From the records, pick out and copy each line containing "Mezzanine".

***** Exercise material

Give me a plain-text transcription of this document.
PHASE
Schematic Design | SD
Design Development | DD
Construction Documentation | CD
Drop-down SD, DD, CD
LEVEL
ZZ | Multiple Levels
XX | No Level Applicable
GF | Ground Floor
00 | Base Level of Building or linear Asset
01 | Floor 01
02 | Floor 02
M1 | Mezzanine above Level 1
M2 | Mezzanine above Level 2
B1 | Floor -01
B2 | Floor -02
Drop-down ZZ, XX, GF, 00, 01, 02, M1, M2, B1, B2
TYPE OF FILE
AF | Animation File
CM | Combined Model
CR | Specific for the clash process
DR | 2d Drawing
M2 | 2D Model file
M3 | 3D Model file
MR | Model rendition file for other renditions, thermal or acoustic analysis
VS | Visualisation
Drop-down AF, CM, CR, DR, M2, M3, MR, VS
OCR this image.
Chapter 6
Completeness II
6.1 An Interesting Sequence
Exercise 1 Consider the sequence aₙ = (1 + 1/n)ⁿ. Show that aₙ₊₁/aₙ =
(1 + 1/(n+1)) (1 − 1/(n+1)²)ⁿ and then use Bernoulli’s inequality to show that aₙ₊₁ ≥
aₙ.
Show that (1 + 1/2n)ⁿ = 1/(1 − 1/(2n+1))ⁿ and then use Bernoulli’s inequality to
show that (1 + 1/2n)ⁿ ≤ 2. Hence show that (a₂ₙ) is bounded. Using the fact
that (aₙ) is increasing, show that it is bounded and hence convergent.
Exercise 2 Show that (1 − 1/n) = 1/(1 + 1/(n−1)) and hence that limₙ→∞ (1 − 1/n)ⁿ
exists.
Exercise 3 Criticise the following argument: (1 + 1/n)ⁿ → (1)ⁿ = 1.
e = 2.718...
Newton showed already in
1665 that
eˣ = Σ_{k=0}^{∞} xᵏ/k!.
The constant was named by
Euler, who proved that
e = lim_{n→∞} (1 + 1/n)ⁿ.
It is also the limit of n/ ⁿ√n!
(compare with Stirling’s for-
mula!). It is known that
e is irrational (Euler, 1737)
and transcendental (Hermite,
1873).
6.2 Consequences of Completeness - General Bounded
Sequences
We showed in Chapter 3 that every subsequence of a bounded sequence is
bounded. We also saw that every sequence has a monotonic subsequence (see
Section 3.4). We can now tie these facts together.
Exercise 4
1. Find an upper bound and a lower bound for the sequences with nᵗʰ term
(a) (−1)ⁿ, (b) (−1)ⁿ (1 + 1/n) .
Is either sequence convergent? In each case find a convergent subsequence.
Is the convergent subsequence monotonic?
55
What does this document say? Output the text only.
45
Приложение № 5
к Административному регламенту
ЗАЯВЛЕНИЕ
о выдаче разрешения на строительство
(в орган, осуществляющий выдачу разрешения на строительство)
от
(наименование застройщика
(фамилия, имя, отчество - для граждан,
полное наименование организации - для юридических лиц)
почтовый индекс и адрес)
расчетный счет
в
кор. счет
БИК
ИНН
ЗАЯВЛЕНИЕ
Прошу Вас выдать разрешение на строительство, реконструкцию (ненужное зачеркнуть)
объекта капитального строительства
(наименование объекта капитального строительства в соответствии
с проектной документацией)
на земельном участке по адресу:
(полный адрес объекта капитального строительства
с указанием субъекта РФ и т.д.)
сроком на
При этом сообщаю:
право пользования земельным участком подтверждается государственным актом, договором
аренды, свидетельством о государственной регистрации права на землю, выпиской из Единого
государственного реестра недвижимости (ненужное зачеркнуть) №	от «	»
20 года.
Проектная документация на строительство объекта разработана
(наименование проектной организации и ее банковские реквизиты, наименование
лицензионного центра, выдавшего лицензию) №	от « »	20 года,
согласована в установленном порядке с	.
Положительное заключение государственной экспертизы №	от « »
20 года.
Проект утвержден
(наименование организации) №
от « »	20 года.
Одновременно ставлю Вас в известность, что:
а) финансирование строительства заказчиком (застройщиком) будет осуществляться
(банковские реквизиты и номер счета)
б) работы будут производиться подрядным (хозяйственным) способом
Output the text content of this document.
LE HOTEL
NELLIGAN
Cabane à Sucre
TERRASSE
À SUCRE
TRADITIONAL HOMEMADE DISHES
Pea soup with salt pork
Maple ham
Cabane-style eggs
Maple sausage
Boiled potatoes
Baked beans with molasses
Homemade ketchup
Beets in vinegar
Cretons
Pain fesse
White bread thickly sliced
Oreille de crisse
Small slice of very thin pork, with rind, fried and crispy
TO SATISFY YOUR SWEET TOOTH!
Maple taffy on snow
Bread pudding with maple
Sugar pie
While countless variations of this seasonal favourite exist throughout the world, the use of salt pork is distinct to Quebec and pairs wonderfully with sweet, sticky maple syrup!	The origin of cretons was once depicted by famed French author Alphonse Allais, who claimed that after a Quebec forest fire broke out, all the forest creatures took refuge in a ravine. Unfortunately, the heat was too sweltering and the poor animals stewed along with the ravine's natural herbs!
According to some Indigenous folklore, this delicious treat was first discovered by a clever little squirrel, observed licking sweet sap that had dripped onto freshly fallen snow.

**********

▶ _Solution to the problem_:
M1 | Mezzanine above Level 1
M2 | Mezzanine above Level 2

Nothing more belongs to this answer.